— Begin Entries supplied —

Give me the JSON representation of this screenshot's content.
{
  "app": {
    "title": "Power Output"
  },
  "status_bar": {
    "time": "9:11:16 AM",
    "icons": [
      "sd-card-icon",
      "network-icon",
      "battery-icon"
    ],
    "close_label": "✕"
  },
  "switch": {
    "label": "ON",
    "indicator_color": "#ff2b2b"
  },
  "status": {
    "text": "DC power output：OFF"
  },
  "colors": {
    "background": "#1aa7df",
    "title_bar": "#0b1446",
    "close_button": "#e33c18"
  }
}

— End Entries supplied —

_Given exercise_
Each line of the material above must be retyped precisely.

_Result_
Give me the JSON representation of this screenshot's content.
{
  "app": {
    "title": "Power Output"
  },
  "status_bar": {
    "time": "9:11:16 AM",
    "icons": [
      "sd-card-icon",
      "network-icon",
      "battery-icon"
    ],
    "close_label": "✕"
  },
  "switch": {
    "label": "ON",
    "indicator_color": "#ff2b2b"
  },
  "status": {
    "text": "DC power output：OFF"
  },
  "colors": {
    "background": "#1aa7df",
    "title_bar": "#0b1446",
    "close_button": "#e33c18"
  }
}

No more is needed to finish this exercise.